[Entries with figure data]
++++

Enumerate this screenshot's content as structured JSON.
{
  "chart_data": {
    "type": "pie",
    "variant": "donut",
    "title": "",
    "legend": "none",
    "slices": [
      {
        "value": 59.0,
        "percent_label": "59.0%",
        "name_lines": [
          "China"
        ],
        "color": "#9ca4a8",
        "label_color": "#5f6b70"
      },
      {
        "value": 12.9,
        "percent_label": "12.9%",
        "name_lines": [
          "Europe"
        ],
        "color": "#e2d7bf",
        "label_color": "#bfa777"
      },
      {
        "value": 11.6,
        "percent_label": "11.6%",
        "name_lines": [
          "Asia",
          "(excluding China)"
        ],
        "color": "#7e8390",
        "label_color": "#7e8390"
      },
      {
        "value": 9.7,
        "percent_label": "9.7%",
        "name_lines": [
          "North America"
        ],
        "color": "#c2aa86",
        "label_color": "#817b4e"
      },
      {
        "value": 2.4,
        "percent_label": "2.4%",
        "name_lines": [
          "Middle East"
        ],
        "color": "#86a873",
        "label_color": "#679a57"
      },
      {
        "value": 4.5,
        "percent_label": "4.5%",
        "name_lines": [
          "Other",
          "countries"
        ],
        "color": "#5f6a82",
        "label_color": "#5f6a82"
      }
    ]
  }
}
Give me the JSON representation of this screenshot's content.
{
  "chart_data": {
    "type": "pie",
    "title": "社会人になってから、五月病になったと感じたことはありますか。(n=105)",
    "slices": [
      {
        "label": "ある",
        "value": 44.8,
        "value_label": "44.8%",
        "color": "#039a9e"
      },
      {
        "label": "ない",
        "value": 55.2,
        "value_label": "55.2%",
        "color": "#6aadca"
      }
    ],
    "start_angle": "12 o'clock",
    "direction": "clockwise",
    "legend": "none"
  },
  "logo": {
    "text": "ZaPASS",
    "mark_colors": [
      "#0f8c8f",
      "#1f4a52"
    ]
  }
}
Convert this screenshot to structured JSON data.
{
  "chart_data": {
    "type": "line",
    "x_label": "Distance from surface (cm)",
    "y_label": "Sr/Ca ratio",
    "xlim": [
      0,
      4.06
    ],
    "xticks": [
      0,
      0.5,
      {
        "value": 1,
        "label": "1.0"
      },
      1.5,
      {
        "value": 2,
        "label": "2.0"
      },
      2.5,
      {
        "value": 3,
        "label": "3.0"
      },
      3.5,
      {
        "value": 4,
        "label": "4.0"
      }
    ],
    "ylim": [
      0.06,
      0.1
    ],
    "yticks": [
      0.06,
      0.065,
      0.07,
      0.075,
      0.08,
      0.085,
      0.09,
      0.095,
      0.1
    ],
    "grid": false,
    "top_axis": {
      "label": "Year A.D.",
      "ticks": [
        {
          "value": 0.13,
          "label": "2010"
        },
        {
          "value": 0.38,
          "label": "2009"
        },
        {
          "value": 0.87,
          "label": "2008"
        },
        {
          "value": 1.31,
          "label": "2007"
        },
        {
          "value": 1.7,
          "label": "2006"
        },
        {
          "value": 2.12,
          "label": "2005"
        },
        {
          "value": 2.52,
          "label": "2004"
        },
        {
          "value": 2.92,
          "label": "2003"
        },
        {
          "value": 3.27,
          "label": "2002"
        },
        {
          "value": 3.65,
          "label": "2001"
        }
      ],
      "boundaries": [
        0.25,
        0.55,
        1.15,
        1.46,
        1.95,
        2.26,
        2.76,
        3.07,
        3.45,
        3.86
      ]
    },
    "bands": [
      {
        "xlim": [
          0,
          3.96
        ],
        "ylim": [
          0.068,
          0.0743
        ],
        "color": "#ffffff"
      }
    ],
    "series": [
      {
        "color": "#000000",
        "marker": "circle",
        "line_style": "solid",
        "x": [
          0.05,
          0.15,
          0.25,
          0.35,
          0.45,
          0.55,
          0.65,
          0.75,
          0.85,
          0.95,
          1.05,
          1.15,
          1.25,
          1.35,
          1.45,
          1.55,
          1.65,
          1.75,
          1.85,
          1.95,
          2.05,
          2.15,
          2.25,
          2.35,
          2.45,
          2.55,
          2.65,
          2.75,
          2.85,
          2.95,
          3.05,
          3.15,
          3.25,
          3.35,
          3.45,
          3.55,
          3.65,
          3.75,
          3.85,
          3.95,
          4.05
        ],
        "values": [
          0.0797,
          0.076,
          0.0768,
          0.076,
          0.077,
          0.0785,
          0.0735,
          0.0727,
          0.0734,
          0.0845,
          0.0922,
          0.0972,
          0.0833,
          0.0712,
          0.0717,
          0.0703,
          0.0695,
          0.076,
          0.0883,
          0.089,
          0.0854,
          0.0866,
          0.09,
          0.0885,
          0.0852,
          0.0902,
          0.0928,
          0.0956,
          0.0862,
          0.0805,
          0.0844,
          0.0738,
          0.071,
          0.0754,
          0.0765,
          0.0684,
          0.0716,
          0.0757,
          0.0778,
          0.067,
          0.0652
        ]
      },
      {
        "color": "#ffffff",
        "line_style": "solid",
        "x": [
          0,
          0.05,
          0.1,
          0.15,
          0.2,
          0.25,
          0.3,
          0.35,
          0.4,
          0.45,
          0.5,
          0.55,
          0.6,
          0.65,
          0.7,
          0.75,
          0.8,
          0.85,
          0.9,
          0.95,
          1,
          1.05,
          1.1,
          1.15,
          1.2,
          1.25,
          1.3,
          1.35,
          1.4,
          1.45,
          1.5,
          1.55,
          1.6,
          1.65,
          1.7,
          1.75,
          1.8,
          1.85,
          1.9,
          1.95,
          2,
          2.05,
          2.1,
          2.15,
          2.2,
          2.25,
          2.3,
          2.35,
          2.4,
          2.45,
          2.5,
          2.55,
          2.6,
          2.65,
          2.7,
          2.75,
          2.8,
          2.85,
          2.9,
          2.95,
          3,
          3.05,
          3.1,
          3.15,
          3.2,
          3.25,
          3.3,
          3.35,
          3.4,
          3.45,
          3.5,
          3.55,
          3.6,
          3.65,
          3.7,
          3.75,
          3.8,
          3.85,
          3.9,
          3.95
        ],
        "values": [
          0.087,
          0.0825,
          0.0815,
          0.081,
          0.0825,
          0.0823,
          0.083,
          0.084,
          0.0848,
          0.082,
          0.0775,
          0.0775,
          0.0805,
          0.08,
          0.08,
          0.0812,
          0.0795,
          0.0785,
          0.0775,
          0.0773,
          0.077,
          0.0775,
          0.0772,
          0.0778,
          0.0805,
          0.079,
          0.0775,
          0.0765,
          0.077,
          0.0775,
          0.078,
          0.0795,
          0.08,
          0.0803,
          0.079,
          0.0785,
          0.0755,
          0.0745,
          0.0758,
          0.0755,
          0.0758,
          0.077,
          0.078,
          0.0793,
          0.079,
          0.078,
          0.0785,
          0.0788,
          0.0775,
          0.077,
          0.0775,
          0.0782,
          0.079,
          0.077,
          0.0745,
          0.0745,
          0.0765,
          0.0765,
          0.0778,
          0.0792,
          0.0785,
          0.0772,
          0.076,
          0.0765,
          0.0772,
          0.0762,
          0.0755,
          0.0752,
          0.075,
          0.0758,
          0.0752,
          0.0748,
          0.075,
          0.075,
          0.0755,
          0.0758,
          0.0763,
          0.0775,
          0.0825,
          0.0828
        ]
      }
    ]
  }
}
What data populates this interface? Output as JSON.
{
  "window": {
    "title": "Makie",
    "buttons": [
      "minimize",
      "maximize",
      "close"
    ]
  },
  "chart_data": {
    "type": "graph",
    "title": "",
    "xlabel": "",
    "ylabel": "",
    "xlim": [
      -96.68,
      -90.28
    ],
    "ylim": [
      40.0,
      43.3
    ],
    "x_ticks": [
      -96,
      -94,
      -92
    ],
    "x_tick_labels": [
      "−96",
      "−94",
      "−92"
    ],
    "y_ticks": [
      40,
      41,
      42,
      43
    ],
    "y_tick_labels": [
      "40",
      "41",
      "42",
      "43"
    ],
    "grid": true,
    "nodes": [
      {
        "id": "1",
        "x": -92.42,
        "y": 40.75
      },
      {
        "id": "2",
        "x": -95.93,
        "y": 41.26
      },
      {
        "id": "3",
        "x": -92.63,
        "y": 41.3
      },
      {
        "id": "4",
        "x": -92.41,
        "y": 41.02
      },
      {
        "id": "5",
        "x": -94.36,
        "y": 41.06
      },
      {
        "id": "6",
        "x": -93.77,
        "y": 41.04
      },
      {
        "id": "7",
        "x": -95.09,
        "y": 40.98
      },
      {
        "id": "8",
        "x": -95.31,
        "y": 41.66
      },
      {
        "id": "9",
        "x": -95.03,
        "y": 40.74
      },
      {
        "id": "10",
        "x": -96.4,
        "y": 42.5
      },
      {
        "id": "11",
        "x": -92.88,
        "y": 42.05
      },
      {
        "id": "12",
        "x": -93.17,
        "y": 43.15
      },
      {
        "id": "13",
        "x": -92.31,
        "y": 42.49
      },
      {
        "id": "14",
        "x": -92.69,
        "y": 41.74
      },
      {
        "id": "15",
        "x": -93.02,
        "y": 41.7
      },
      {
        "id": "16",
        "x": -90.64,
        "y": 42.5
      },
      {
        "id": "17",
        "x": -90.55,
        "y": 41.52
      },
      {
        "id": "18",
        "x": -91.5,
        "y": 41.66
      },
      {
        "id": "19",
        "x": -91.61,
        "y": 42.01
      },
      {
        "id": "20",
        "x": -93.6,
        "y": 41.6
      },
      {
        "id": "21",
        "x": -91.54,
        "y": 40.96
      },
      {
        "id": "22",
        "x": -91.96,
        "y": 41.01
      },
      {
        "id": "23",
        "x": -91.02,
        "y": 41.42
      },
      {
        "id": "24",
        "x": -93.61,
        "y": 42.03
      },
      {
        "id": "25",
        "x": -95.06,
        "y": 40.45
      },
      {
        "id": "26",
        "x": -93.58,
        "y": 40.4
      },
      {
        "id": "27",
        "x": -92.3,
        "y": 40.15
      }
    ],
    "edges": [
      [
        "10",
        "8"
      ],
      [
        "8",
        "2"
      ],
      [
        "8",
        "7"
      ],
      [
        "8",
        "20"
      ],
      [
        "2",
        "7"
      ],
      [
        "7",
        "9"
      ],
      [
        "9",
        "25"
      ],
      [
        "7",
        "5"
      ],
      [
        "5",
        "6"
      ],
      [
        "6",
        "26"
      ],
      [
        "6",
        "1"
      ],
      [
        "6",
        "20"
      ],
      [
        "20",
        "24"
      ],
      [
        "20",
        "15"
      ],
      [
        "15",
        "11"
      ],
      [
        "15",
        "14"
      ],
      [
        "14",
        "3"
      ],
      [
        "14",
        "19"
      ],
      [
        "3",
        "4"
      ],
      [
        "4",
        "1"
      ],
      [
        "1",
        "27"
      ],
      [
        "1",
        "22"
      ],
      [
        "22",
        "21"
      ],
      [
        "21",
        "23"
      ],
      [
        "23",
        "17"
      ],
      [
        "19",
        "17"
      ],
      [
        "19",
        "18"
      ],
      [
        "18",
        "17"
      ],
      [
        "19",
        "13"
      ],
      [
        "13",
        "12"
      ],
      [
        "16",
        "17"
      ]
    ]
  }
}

++++

**WRITTEN REQUEST:** In the records above, find each line with the word "content" and copy it.

**RESPONSE TO THE EXERCISE:**
Enumerate this screenshot's content as structured JSON.
Give me the JSON representation of this screenshot's content.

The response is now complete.